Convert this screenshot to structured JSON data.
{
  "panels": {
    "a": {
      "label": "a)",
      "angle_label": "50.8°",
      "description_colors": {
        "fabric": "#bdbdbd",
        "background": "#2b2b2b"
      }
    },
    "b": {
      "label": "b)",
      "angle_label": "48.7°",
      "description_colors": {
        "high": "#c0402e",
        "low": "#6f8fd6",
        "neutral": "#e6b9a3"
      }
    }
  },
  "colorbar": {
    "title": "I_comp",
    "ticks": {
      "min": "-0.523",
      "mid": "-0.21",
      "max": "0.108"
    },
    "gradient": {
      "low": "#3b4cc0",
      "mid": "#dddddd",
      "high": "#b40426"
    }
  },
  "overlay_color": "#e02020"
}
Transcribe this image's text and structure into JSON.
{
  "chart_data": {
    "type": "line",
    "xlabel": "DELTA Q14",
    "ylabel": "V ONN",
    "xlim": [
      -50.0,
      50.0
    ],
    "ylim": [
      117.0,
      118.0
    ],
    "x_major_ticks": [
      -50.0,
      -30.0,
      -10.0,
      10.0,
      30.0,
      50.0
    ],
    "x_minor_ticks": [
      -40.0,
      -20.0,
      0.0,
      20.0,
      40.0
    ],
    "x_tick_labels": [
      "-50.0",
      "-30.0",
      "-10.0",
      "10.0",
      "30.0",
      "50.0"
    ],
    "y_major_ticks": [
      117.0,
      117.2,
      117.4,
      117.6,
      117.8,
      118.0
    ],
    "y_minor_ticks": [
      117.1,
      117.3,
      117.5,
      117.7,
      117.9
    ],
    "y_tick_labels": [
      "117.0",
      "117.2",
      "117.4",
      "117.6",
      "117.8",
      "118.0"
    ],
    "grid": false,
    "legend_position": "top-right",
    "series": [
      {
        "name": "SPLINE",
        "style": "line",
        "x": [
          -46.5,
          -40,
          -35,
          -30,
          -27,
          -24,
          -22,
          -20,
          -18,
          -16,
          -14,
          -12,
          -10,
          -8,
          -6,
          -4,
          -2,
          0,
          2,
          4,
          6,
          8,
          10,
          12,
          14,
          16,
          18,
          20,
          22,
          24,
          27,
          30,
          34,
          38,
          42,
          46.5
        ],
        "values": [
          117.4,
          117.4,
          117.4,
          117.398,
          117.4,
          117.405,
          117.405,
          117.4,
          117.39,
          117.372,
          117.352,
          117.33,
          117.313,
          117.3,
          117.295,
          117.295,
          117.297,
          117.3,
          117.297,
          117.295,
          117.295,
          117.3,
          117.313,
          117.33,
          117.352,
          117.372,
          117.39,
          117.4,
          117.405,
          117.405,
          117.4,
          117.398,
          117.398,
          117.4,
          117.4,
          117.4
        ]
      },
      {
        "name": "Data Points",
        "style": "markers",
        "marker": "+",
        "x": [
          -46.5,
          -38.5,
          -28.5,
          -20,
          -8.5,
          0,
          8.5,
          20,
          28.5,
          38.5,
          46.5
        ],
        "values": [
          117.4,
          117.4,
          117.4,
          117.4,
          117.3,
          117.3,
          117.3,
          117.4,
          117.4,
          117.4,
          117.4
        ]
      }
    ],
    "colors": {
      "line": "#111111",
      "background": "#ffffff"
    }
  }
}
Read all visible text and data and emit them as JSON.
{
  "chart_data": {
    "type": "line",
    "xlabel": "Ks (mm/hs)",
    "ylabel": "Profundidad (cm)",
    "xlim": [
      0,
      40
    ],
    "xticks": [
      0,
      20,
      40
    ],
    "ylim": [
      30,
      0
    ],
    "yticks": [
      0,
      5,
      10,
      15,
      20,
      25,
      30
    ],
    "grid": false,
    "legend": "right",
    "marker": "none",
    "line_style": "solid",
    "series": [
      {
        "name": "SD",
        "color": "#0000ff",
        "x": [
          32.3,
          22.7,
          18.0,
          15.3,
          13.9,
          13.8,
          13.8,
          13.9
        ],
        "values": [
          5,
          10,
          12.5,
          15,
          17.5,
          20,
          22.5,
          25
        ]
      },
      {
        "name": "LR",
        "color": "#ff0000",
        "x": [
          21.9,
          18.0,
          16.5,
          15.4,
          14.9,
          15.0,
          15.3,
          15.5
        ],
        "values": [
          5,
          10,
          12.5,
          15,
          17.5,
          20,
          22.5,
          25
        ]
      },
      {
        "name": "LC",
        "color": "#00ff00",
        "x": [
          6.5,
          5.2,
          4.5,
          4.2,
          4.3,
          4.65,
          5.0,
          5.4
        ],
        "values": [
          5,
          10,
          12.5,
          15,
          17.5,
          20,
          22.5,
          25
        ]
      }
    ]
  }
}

#####

→ **Stated goal**: Output the full listing without altering anything.

→ **Complete response**:
Convert this screenshot to structured JSON data.
{
  "panels": {
    "a": {
      "label": "a)",
      "angle_label": "50.8°",
      "description_colors": {
        "fabric": "#bdbdbd",
        "background": "#2b2b2b"
      }
    },
    "b": {
      "label": "b)",
      "angle_label": "48.7°",
      "description_colors": {
        "high": "#c0402e",
        "low": "#6f8fd6",
        "neutral": "#e6b9a3"
      }
    }
  },
  "colorbar": {
    "title": "I_comp",
    "ticks": {
      "min": "-0.523",
      "mid": "-0.21",
      "max": "0.108"
    },
    "gradient": {
      "low": "#3b4cc0",
      "mid": "#dddddd",
      "high": "#b40426"
    }
  },
  "overlay_color": "#e02020"
}
Transcribe this image's text and structure into JSON.
{
  "chart_data": {
    "type": "line",
    "xlabel": "DELTA Q14",
    "ylabel": "V ONN",
    "xlim": [
      -50.0,
      50.0
    ],
    "ylim": [
      117.0,
      118.0
    ],
    "x_major_ticks": [
      -50.0,
      -30.0,
      -10.0,
      10.0,
      30.0,
      50.0
    ],
    "x_minor_ticks": [
      -40.0,
      -20.0,
      0.0,
      20.0,
      40.0
    ],
    "x_tick_labels": [
      "-50.0",
      "-30.0",
      "-10.0",
      "10.0",
      "30.0",
      "50.0"
    ],
    "y_major_ticks": [
      117.0,
      117.2,
      117.4,
      117.6,
      117.8,
      118.0
    ],
    "y_minor_ticks": [
      117.1,
      117.3,
      117.5,
      117.7,
      117.9
    ],
    "y_tick_labels": [
      "117.0",
      "117.2",
      "117.4",
      "117.6",
      "117.8",
      "118.0"
    ],
    "grid": false,
    "legend_position": "top-right",
    "series": [
      {
        "name": "SPLINE",
        "style": "line",
        "x": [
          -46.5,
          -40,
          -35,
          -30,
          -27,
          -24,
          -22,
          -20,
          -18,
          -16,
          -14,
          -12,
          -10,
          -8,
          -6,
          -4,
          -2,
          0,
          2,
          4,
          6,
          8,
          10,
          12,
          14,
          16,
          18,
          20,
          22,
          24,
          27,
          30,
          34,
          38,
          42,
          46.5
        ],
        "values": [
          117.4,
          117.4,
          117.4,
          117.398,
          117.4,
          117.405,
          117.405,
          117.4,
          117.39,
          117.372,
          117.352,
          117.33,
          117.313,
          117.3,
          117.295,
          117.295,
          117.297,
          117.3,
          117.297,
          117.295,
          117.295,
          117.3,
          117.313,
          117.33,
          117.352,
          117.372,
          117.39,
          117.4,
          117.405,
          117.405,
          117.4,
          117.398,
          117.398,
          117.4,
          117.4,
          117.4
        ]
      },
      {
        "name": "Data Points",
        "style": "markers",
        "marker": "+",
        "x": [
          -46.5,
          -38.5,
          -28.5,
          -20,
          -8.5,
          0,
          8.5,
          20,
          28.5,
          38.5,
          46.5
        ],
        "values": [
          117.4,
          117.4,
          117.4,
          117.4,
          117.3,
          117.3,
          117.3,
          117.4,
          117.4,
          117.4,
          117.4
        ]
      }
    ],
    "colors": {
      "line": "#111111",
      "background": "#ffffff"
    }
  }
}
Read all visible text and data and emit them as JSON.
{
  "chart_data": {
    "type": "line",
    "xlabel": "Ks (mm/hs)",
    "ylabel": "Profundidad (cm)",
    "xlim": [
      0,
      40
    ],
    "xticks": [
      0,
      20,
      40
    ],
    "ylim": [
      30,
      0
    ],
    "yticks": [
      0,
      5,
      10,
      15,
      20,
      25,
      30
    ],
    "grid": false,
    "legend": "right",
    "marker": "none",
    "line_style": "solid",
    "series": [
      {
        "name": "SD",
        "color": "#0000ff",
        "x": [
          32.3,
          22.7,
          18.0,
          15.3,
          13.9,
          13.8,
          13.8,
          13.9
        ],
        "values": [
          5,
          10,
          12.5,
          15,
          17.5,
          20,
          22.5,
          25
        ]
      },
      {
        "name": "LR",
        "color": "#ff0000",
        "x": [
          21.9,
          18.0,
          16.5,
          15.4,
          14.9,
          15.0,
          15.3,
          15.5
        ],
        "values": [
          5,
          10,
          12.5,
          15,
          17.5,
          20,
          22.5,
          25
        ]
      },
      {
        "name": "LC",
        "color": "#00ff00",
        "x": [
          6.5,
          5.2,
          4.5,
          4.2,
          4.3,
          4.65,
          5.0,
          5.4
        ],
        "values": [
          5,
          10,
          12.5,
          15,
          17.5,
          20,
          22.5,
          25
        ]
      }
    ]
  }
}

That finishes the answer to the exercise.